→ Given records:
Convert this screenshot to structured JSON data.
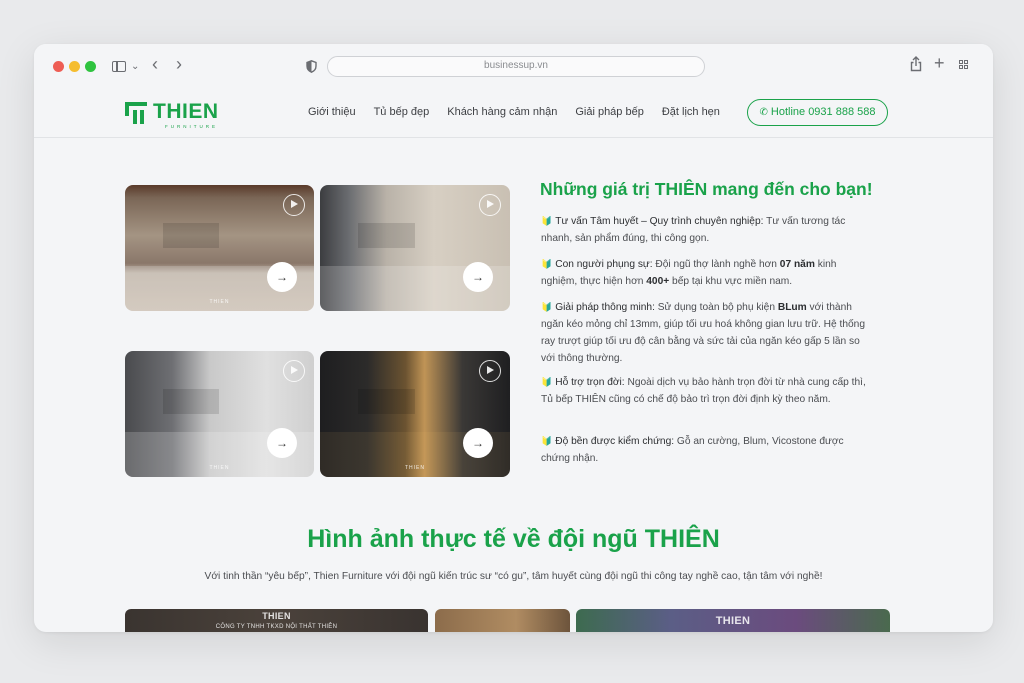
{
  "browser": {
    "url": "businessup.vn"
  },
  "header": {
    "logo_text": "THIEN",
    "logo_sub": "FURNITURE",
    "nav": [
      "Giới thiệu",
      "Tủ bếp đẹp",
      "Khách hàng cảm nhận",
      "Giải pháp bếp",
      "Đặt lịch hẹn"
    ],
    "hotline": "Hotline 0931 888 588"
  },
  "gallery": {
    "watermark": "THIEN",
    "arrow": "→"
  },
  "values": {
    "title": "Những giá trị THIÊN mang đến cho bạn!",
    "items": [
      {
        "head": "Tư vấn Tâm huyết – Quy trình chuyên nghiệp:",
        "body": " Tư vấn tương tác nhanh, sản phẩm đúng, thi công gọn."
      },
      {
        "head": "Con người phụng sự:",
        "body_a": " Đội ngũ thợ lành nghề hơn ",
        "bold_a": "07 năm",
        "body_b": " kinh nghiệm, thực hiện hơn ",
        "bold_b": "400+",
        "body_c": " bếp tại khu vực miền nam."
      },
      {
        "head": "Giải pháp thông minh:",
        "body_a": " Sử dụng toàn bộ phụ kiện ",
        "bold_a": "BLum",
        "body_b": " với thành ngăn kéo mỏng chỉ 13mm, giúp tối ưu hoá không gian lưu trữ. Hệ thống ray trượt giúp tối ưu độ cân bằng và sức tải của ngăn kéo gấp 5 lần so với thông thường."
      },
      {
        "head": "Hỗ trợ trọn đời:",
        "body": " Ngoài dịch vụ bảo hành trọn đời từ nhà cung cấp thì, Tủ bếp THIÊN cũng có chế độ bảo trì trọn đời định kỳ theo năm."
      },
      {
        "head": "Độ bền được kiểm chứng:",
        "body": " Gỗ an cường, Blum, Vicostone được chứng nhận."
      }
    ]
  },
  "team": {
    "title": "Hình ảnh thực tế về đội ngũ THIÊN",
    "subtitle": "Với tinh thần “yêu bếp”, Thien Furniture với đội ngũ kiến trúc sư “có gu”, tâm huyết cùng đội ngũ thi công tay nghề cao, tận tâm với nghề!",
    "photo1_line1": "THIEN",
    "photo1_line2": "CÔNG TY TNHH TKXD NỘI THẤT THIÊN",
    "photo3_line1": "THIEN"
  }
}
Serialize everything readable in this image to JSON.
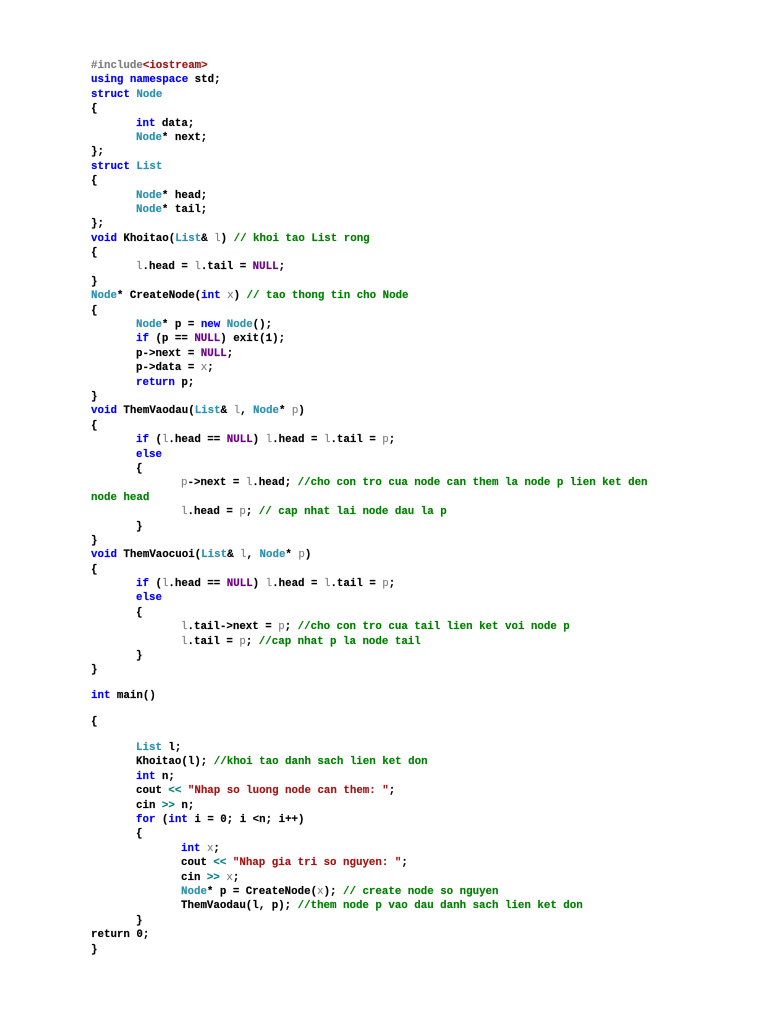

→ Written exercise:
Set each line of the records down exactly, leaving every picture out.

→ Exercise solution:
Convert this screenshot to structured JSON data.
{
  "browser": {
    "url": "businessup.vn"
  },
  "header": {
    "logo_text": "THIEN",
    "logo_sub": "FURNITURE",
    "nav": [
      "Giới thiệu",
      "Tủ bếp đẹp",
      "Khách hàng cảm nhận",
      "Giải pháp bếp",
      "Đặt lịch hẹn"
    ],
    "hotline": "Hotline 0931 888 588"
  },
  "gallery": {
    "watermark": "THIEN",
    "arrow": "→"
  },
  "values": {
    "title": "Những giá trị THIÊN mang đến cho bạn!",
    "items": [
      {
        "head": "Tư vấn Tâm huyết – Quy trình chuyên nghiệp:",
        "body": " Tư vấn tương tác nhanh, sản phẩm đúng, thi công gọn."
      },
      {
        "head": "Con người phụng sự:",
        "body_a": " Đội ngũ thợ lành nghề hơn ",
        "bold_a": "07 năm",
        "body_b": " kinh nghiệm, thực hiện hơn ",
        "bold_b": "400+",
        "body_c": " bếp tại khu vực miền nam."
      },
      {
        "head": "Giải pháp thông minh:",
        "body_a": " Sử dụng toàn bộ phụ kiện ",
        "bold_a": "BLum",
        "body_b": " với thành ngăn kéo mỏng chỉ 13mm, giúp tối ưu hoá không gian lưu trữ. Hệ thống ray trượt giúp tối ưu độ cân bằng và sức tải của ngăn kéo gấp 5 lần so với thông thường."
      },
      {
        "head": "Hỗ trợ trọn đời:",
        "body": " Ngoài dịch vụ bảo hành trọn đời từ nhà cung cấp thì, Tủ bếp THIÊN cũng có chế độ bảo trì trọn đời định kỳ theo năm."
      },
      {
        "head": "Độ bền được kiểm chứng:",
        "body": " Gỗ an cường, Blum, Vicostone được chứng nhận."
      }
    ]
  },
  "team": {
    "title": "Hình ảnh thực tế về đội ngũ THIÊN",
    "subtitle": "Với tinh thần “yêu bếp”, Thien Furniture với đội ngũ kiến trúc sư “có gu”, tâm huyết cùng đội ngũ thi công tay nghề cao, tận tâm với nghề!",
    "photo1_line1": "THIEN",
    "photo1_line2": "CÔNG TY TNHH TKXD NỘI THẤT THIÊN",
    "photo3_line1": "THIEN"
  }
}
Serialize everything readable in this image to JSON.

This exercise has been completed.